(Dataset rows about figures)
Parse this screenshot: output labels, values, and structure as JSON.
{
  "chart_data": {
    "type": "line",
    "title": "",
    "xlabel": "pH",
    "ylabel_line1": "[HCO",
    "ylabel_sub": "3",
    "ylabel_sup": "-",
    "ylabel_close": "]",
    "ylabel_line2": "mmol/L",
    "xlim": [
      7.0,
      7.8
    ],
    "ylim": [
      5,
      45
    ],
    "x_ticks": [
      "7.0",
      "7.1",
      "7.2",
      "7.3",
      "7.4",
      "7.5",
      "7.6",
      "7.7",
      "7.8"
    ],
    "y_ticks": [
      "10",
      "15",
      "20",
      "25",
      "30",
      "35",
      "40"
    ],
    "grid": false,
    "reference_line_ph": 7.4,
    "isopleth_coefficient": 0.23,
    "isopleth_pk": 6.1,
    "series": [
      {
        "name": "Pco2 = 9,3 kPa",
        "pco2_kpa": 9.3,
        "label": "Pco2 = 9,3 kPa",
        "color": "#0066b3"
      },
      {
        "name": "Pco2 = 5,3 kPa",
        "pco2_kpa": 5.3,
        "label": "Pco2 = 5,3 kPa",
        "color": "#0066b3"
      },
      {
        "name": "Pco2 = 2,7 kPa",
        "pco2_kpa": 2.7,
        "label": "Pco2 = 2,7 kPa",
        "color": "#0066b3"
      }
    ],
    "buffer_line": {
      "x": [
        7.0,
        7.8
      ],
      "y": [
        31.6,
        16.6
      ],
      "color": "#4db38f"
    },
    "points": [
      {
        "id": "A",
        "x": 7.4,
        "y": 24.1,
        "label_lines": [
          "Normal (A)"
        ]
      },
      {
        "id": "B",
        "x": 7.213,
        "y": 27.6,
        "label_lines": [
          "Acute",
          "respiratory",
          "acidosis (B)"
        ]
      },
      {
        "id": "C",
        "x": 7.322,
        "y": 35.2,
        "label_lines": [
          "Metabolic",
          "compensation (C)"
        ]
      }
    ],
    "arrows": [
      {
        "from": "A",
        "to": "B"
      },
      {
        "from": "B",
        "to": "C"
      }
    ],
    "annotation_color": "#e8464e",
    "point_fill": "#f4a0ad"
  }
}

JOB →
Collect each line holding the string "name".

FINAL ANSWER →
        "name": "Pco2 = 9,3 kPa",
        "name": "Pco2 = 5,3 kPa",
        "name": "Pco2 = 2,7 kPa",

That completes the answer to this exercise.